Some records
__________

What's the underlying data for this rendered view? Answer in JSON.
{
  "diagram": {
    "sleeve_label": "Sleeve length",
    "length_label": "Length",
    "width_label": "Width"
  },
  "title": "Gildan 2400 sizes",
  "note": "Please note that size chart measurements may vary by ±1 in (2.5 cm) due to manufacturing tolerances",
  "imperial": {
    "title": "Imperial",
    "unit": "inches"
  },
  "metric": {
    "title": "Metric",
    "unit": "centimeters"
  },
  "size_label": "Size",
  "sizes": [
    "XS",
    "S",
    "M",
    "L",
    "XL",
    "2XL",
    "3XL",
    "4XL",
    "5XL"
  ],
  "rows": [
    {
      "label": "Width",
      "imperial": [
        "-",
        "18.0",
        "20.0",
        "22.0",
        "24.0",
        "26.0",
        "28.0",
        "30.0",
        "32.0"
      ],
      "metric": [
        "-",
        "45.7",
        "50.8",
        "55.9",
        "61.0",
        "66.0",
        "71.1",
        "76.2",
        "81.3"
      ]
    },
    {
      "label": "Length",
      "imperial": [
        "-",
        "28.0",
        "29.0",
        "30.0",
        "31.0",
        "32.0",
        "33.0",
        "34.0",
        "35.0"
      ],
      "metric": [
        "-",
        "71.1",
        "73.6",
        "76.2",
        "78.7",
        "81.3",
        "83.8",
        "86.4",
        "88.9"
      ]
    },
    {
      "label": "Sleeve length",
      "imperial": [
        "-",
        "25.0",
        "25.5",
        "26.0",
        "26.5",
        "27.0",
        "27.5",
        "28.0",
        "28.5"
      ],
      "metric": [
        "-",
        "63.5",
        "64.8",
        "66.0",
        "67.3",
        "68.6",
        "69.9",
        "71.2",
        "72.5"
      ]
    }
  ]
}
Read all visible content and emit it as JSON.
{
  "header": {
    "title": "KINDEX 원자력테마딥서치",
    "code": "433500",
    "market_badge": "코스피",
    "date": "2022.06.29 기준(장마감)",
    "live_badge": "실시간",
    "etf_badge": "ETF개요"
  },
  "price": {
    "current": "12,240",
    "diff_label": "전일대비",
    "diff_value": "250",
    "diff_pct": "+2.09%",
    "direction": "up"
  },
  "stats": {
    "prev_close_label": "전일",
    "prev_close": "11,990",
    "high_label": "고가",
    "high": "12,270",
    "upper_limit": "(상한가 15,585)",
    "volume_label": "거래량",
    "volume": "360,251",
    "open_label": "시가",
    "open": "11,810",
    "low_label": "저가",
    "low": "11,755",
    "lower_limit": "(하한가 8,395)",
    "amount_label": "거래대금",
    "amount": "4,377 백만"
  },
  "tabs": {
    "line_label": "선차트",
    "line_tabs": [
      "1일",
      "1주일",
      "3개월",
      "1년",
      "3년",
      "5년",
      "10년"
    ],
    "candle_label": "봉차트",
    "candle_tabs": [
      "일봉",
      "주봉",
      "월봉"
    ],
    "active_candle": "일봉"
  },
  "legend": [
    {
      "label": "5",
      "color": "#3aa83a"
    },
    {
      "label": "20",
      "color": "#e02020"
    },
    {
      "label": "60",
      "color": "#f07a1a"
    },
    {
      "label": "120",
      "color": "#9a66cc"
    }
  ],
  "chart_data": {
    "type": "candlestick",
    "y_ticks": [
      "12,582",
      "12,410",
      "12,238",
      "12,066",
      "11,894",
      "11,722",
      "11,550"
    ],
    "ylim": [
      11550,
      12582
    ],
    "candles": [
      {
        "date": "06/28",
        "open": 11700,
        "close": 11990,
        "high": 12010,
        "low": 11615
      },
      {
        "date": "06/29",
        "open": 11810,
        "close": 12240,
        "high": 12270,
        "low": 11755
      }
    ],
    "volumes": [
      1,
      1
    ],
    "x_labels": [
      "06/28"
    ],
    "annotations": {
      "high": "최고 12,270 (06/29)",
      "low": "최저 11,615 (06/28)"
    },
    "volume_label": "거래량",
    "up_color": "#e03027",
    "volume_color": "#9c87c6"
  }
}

__________

* JOB *
Report all lines of the data that include the word "title".

* ANSWER TO THE EXERCISE *
  "title": "Gildan 2400 sizes",
    "title": "Imperial",
    "title": "Metric",
    "title": "KINDEX 원자력테마딥서치",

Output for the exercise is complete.